Extracted records:
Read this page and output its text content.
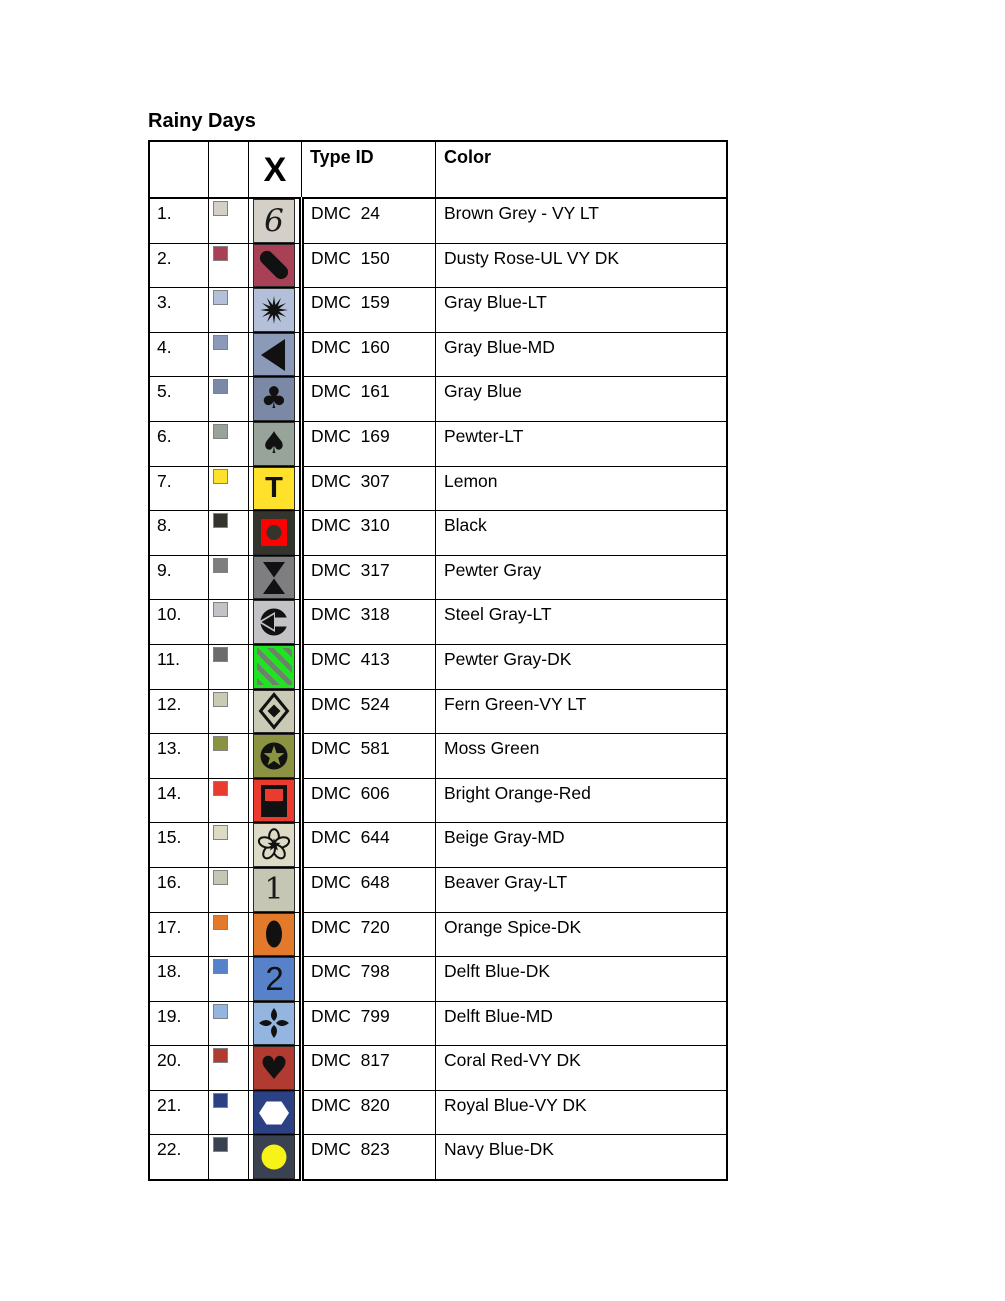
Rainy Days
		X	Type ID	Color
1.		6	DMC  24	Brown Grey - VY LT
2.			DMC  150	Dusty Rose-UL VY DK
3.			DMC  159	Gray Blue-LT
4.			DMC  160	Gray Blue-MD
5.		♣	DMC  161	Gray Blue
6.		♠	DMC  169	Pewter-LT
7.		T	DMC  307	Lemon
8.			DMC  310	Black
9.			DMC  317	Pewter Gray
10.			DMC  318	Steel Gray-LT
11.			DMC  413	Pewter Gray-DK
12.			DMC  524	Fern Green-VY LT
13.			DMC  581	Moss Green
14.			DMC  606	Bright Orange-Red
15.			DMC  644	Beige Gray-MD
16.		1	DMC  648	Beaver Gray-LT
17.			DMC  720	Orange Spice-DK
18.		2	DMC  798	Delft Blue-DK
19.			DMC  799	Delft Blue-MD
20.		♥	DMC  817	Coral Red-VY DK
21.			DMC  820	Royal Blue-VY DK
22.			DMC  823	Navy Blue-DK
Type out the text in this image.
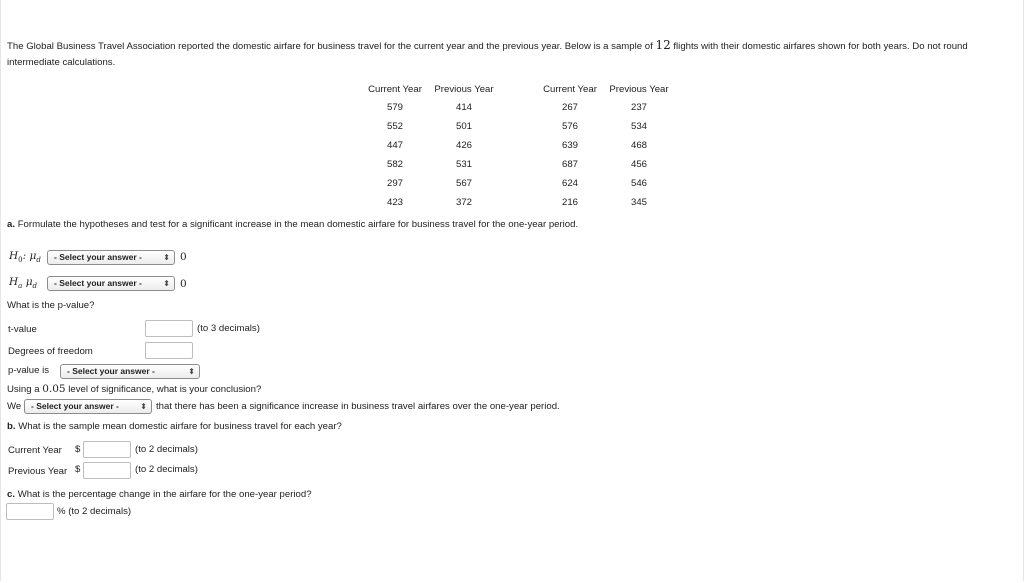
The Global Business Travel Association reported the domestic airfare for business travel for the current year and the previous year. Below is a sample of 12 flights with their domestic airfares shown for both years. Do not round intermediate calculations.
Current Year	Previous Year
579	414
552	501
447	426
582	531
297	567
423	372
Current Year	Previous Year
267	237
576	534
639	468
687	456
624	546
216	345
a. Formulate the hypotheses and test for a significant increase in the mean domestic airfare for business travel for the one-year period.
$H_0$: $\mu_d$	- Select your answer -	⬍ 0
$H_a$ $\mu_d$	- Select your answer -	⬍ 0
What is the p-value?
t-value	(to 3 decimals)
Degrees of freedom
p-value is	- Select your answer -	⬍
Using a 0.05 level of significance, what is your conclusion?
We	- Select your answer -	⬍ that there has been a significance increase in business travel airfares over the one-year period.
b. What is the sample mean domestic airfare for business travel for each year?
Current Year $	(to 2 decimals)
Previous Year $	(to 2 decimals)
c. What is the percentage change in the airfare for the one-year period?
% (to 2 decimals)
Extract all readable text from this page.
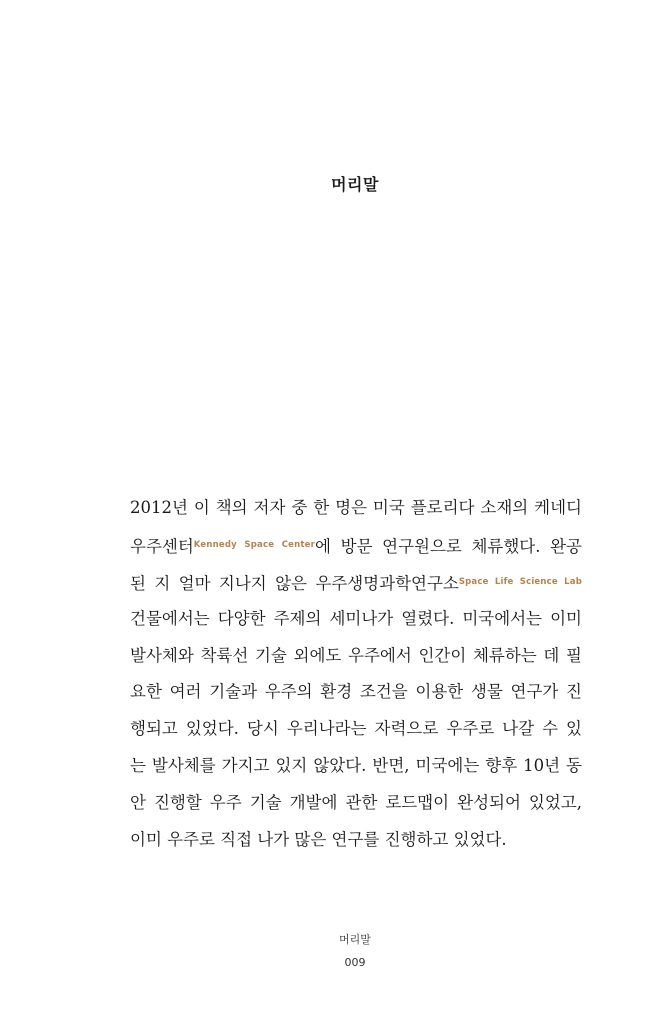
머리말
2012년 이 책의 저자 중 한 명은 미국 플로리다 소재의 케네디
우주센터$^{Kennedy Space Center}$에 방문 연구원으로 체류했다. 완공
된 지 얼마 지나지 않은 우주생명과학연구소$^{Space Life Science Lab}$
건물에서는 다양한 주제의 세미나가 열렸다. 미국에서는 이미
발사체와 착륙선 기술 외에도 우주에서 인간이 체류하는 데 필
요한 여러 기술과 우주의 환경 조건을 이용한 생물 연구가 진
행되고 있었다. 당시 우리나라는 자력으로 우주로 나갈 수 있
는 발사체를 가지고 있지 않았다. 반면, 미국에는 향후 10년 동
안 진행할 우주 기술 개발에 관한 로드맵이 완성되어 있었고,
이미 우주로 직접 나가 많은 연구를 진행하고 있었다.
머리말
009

(Task details)
With the pictures left out, transcribe the material exactly.

(Task output)
Read this page and output its text content.
Rainy Days
		X	Type ID	Color
1.		6	DMC  24	Brown Grey - VY LT
2.			DMC  150	Dusty Rose-UL VY DK
3.			DMC  159	Gray Blue-LT
4.			DMC  160	Gray Blue-MD
5.		♣	DMC  161	Gray Blue
6.		♠	DMC  169	Pewter-LT
7.		T	DMC  307	Lemon
8.			DMC  310	Black
9.			DMC  317	Pewter Gray
10.			DMC  318	Steel Gray-LT
11.			DMC  413	Pewter Gray-DK
12.			DMC  524	Fern Green-VY LT
13.			DMC  581	Moss Green
14.			DMC  606	Bright Orange-Red
15.			DMC  644	Beige Gray-MD
16.		1	DMC  648	Beaver Gray-LT
17.			DMC  720	Orange Spice-DK
18.		2	DMC  798	Delft Blue-DK
19.			DMC  799	Delft Blue-MD
20.		♥	DMC  817	Coral Red-VY DK
21.			DMC  820	Royal Blue-VY DK
22.			DMC  823	Navy Blue-DK
Type out the text in this image.
The Global Business Travel Association reported the domestic airfare for business travel for the current year and the previous year. Below is a sample of 12 flights with their domestic airfares shown for both years. Do not round intermediate calculations.
Current Year	Previous Year
579	414
552	501
447	426
582	531
297	567
423	372
Current Year	Previous Year
267	237
576	534
639	468
687	456
624	546
216	345
a. Formulate the hypotheses and test for a significant increase in the mean domestic airfare for business travel for the one-year period.
$H_0$: $\mu_d$	- Select your answer -	⬍ 0
$H_a$ $\mu_d$	- Select your answer -	⬍ 0
What is the p-value?
t-value	(to 3 decimals)
Degrees of freedom
p-value is	- Select your answer -	⬍
Using a 0.05 level of significance, what is your conclusion?
We	- Select your answer -	⬍ that there has been a significance increase in business travel airfares over the one-year period.
b. What is the sample mean domestic airfare for business travel for each year?
Current Year $	(to 2 decimals)
Previous Year $	(to 2 decimals)
c. What is the percentage change in the airfare for the one-year period?
% (to 2 decimals)
Extract all readable text from this page.
머리말
2012년 이 책의 저자 중 한 명은 미국 플로리다 소재의 케네디
우주센터$^{Kennedy Space Center}$에 방문 연구원으로 체류했다. 완공
된 지 얼마 지나지 않은 우주생명과학연구소$^{Space Life Science Lab}$
건물에서는 다양한 주제의 세미나가 열렸다. 미국에서는 이미
발사체와 착륙선 기술 외에도 우주에서 인간이 체류하는 데 필
요한 여러 기술과 우주의 환경 조건을 이용한 생물 연구가 진
행되고 있었다. 당시 우리나라는 자력으로 우주로 나갈 수 있
는 발사체를 가지고 있지 않았다. 반면, 미국에는 향후 10년 동
안 진행할 우주 기술 개발에 관한 로드맵이 완성되어 있었고,
이미 우주로 직접 나가 많은 연구를 진행하고 있었다.
머리말
009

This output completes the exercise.